:: Aim ::
Assemble all lines in which the string "ylabel" appears.

:: Supplied entries ::

^^^^^^^^^^^^^^^^

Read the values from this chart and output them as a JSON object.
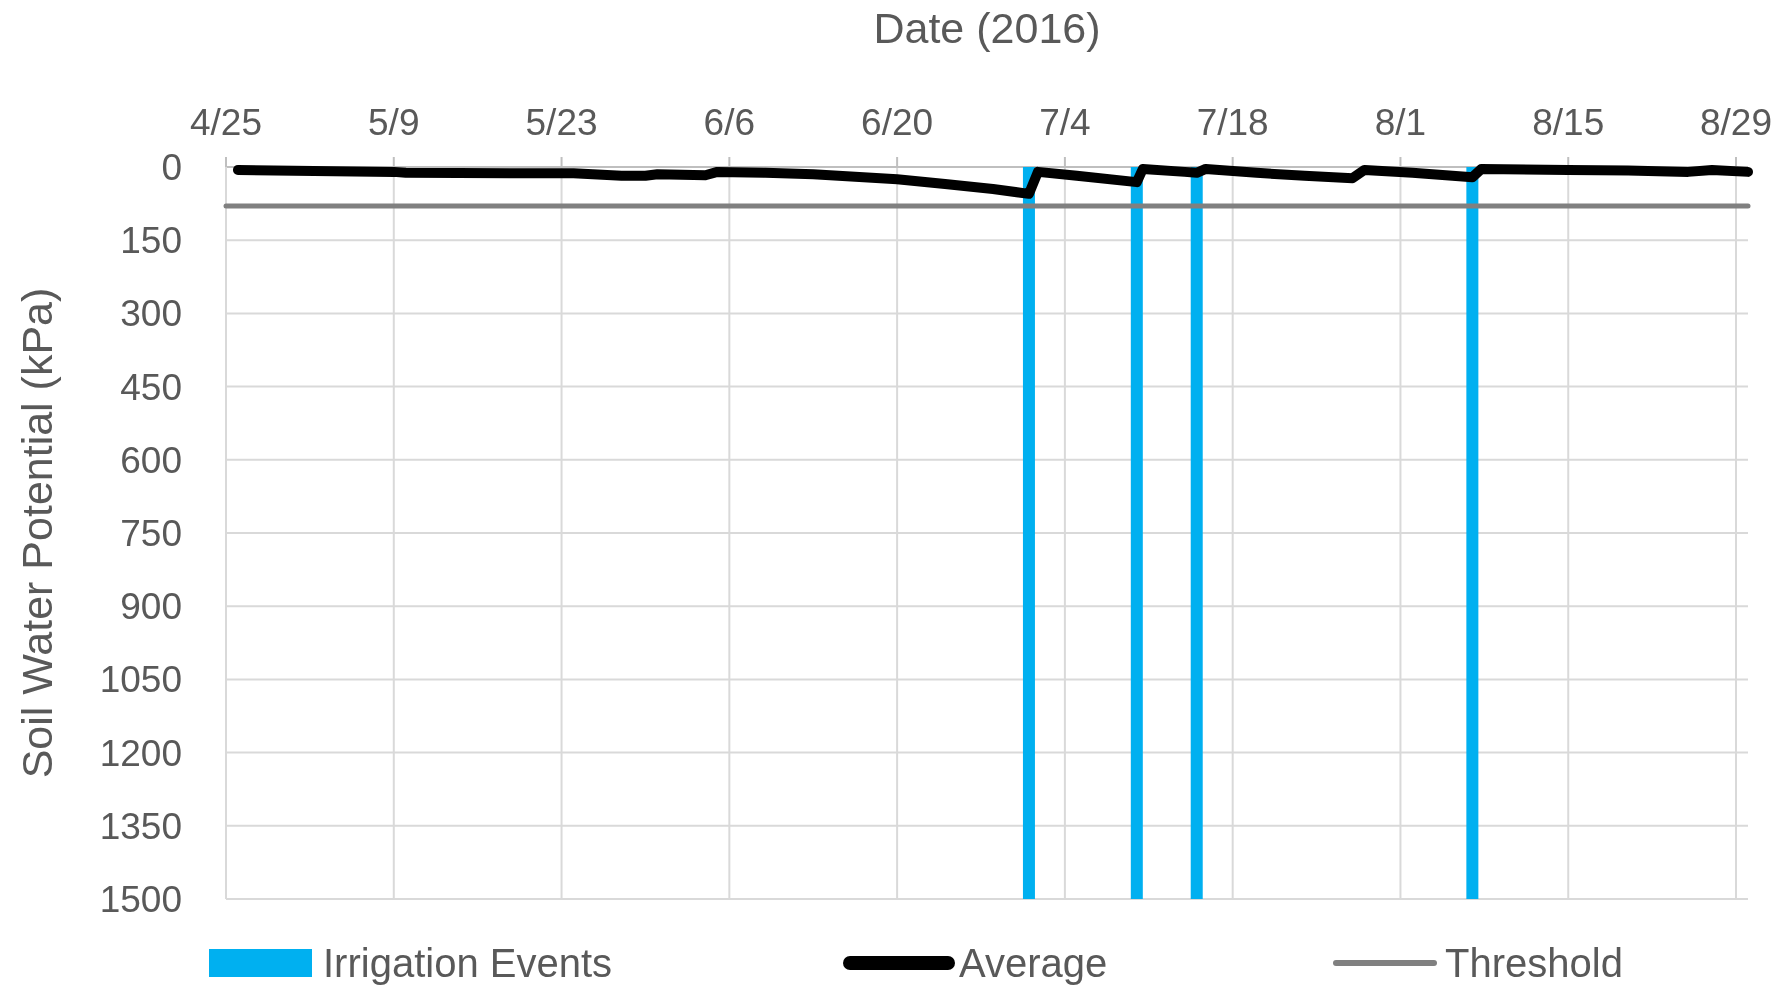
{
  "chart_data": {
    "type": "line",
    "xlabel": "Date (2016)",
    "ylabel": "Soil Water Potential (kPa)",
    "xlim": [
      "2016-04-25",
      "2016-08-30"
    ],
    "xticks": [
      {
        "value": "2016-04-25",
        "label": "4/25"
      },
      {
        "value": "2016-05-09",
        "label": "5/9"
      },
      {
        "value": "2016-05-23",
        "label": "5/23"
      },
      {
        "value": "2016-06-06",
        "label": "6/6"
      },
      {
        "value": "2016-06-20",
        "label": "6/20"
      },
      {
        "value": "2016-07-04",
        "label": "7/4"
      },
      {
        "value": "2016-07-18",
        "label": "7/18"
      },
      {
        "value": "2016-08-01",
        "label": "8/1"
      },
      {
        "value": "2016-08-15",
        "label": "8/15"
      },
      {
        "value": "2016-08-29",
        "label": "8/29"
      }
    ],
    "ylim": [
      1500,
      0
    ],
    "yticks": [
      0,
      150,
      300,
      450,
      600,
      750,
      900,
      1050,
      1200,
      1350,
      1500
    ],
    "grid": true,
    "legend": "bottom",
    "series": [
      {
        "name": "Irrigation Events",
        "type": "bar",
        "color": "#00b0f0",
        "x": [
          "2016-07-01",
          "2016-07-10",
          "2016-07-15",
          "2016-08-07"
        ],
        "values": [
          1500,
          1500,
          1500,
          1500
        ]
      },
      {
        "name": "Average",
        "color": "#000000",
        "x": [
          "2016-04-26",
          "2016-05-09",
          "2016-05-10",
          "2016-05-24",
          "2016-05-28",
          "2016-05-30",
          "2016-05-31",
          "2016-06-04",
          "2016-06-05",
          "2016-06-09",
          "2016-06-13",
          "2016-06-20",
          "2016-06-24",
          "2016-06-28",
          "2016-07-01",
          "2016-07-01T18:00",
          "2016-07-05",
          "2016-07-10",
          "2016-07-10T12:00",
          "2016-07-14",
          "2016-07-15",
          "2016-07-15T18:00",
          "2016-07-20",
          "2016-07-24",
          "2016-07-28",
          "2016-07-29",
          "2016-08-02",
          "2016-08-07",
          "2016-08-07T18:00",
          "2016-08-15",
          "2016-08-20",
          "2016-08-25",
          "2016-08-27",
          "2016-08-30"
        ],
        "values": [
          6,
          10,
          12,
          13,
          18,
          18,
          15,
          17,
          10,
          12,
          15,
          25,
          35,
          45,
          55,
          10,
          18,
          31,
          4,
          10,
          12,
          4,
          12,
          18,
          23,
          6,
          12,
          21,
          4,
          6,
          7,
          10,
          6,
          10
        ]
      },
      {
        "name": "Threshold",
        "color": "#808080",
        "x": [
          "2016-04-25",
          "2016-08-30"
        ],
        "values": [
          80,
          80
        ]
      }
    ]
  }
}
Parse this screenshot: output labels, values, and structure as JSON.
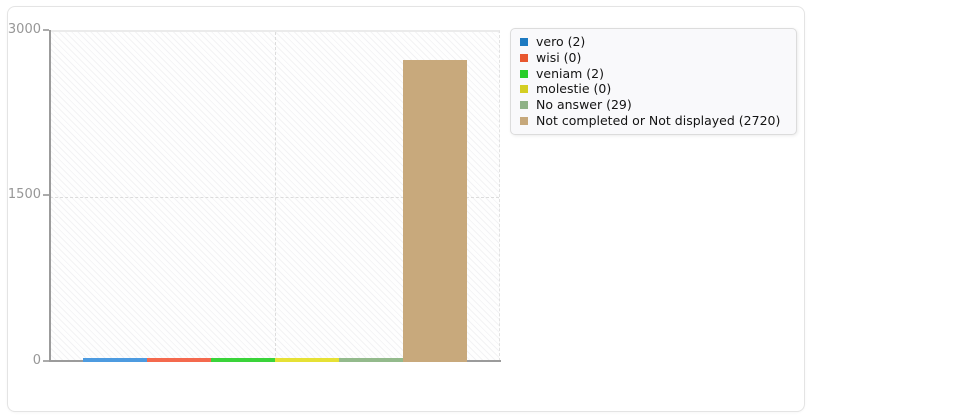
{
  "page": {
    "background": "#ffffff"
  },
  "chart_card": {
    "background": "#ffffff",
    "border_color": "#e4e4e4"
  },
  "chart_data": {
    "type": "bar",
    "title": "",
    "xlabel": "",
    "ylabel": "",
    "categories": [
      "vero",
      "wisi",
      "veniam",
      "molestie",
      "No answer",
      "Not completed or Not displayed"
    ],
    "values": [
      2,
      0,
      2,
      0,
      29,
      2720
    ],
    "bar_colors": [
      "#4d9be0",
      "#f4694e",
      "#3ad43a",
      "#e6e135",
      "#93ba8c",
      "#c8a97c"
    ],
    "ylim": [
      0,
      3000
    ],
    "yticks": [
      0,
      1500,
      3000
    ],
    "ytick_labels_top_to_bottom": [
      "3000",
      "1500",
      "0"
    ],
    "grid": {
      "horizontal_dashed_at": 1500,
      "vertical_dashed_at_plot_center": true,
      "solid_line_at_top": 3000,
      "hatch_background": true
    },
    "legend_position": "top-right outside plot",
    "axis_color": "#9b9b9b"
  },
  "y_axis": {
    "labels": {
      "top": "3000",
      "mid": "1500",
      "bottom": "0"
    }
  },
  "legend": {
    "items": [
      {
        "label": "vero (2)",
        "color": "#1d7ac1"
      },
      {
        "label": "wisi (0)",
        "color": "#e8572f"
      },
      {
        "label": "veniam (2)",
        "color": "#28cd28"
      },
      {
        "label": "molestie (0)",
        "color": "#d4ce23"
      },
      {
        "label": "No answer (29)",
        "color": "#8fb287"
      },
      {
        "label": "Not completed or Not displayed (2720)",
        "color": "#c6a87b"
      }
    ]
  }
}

^^^^^^^^^^^^^^^^

:: Written answer ::
    "ylabel": "Soil Water Potential (kPa)",
    "ylabel": "",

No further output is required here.